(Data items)

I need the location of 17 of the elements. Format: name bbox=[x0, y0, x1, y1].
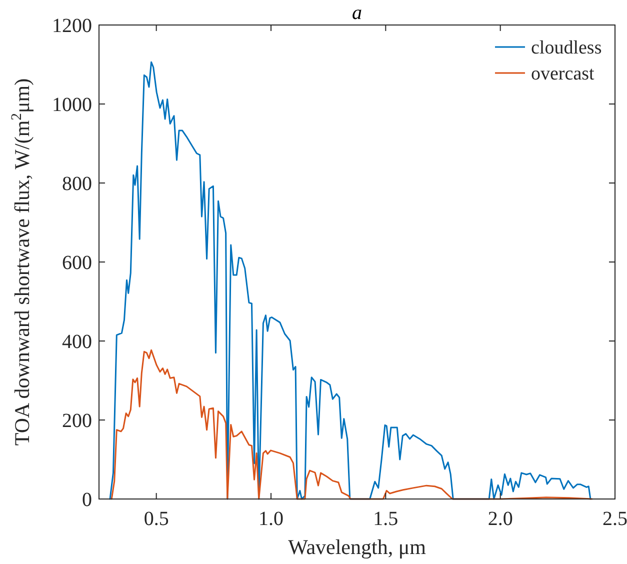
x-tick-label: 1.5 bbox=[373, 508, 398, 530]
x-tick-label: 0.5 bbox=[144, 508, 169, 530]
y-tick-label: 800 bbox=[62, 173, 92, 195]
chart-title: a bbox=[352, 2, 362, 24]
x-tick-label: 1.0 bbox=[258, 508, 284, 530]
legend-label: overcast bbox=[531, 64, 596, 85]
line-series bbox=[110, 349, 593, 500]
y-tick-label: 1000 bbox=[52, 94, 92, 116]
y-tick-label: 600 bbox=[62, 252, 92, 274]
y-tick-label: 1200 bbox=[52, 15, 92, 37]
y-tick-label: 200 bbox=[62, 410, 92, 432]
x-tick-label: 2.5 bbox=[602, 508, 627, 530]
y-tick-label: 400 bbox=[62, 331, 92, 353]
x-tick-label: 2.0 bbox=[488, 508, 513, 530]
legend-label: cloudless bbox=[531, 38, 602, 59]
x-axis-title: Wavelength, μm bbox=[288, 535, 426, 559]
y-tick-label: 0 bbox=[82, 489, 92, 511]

...

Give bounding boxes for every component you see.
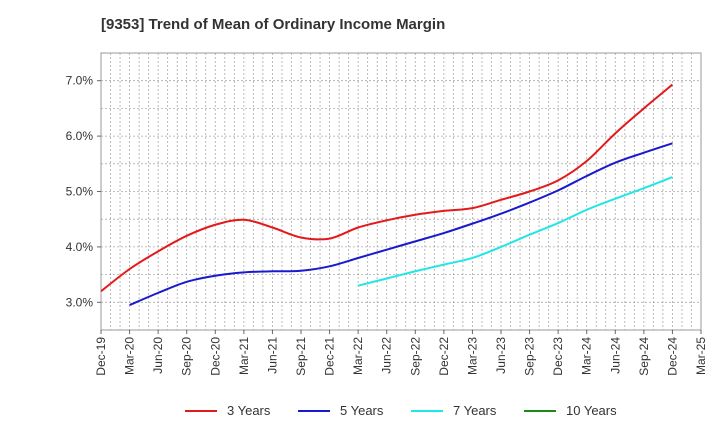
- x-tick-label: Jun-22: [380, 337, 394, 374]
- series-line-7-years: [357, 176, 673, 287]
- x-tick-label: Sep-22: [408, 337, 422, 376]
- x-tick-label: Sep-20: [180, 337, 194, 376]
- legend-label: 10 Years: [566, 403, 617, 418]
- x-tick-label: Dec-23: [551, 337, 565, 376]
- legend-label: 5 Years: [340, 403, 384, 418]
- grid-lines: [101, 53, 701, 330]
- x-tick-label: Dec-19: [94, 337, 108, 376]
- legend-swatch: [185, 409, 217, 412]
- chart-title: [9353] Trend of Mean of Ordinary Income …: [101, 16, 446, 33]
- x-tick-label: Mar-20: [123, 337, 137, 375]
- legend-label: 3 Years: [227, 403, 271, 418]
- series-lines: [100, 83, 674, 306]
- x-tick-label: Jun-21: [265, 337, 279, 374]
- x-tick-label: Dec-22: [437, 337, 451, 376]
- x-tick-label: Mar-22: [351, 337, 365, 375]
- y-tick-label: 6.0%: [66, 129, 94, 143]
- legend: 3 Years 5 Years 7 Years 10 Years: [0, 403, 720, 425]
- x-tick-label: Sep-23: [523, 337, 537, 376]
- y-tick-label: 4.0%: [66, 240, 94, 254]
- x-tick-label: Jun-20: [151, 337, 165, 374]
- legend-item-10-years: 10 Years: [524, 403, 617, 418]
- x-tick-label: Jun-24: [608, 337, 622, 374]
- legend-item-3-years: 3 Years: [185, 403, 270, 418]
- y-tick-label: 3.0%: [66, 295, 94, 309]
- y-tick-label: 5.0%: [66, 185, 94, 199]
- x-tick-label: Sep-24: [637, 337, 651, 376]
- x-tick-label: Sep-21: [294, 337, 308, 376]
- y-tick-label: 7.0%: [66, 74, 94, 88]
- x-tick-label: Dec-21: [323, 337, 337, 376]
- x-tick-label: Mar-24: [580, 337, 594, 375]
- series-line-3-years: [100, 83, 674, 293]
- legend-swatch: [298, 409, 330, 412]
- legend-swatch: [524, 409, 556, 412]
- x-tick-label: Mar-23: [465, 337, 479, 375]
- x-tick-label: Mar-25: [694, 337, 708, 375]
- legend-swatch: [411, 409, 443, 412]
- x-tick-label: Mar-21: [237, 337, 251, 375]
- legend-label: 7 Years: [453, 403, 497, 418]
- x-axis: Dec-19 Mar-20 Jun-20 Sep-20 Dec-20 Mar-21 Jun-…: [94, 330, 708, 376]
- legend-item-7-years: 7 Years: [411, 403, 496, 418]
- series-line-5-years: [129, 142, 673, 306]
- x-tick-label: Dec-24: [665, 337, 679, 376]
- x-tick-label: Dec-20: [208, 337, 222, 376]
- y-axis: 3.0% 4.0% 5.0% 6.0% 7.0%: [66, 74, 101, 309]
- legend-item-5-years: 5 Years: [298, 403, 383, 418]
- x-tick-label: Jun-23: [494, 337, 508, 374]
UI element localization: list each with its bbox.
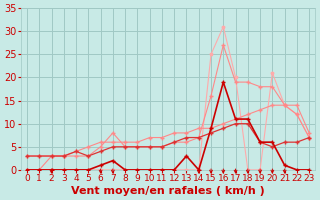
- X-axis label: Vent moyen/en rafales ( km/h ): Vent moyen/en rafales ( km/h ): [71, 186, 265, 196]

...

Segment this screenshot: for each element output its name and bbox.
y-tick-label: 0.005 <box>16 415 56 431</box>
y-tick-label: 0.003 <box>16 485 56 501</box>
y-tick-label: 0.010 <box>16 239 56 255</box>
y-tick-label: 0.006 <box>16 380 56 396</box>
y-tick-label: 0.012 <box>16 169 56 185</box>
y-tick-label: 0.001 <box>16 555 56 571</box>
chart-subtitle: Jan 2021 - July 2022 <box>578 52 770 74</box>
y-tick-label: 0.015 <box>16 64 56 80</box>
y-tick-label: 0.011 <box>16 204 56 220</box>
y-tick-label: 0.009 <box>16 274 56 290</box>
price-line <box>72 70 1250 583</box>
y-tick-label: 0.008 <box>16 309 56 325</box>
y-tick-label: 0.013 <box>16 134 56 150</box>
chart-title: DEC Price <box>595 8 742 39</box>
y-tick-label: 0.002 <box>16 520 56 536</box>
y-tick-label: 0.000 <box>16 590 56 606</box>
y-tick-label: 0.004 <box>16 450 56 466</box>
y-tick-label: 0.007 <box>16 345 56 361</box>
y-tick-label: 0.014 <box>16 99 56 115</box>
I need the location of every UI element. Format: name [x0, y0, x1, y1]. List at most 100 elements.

The problem
How many lines in the records contain the word "location"? Reply with the number only.

Answer to this exercise
2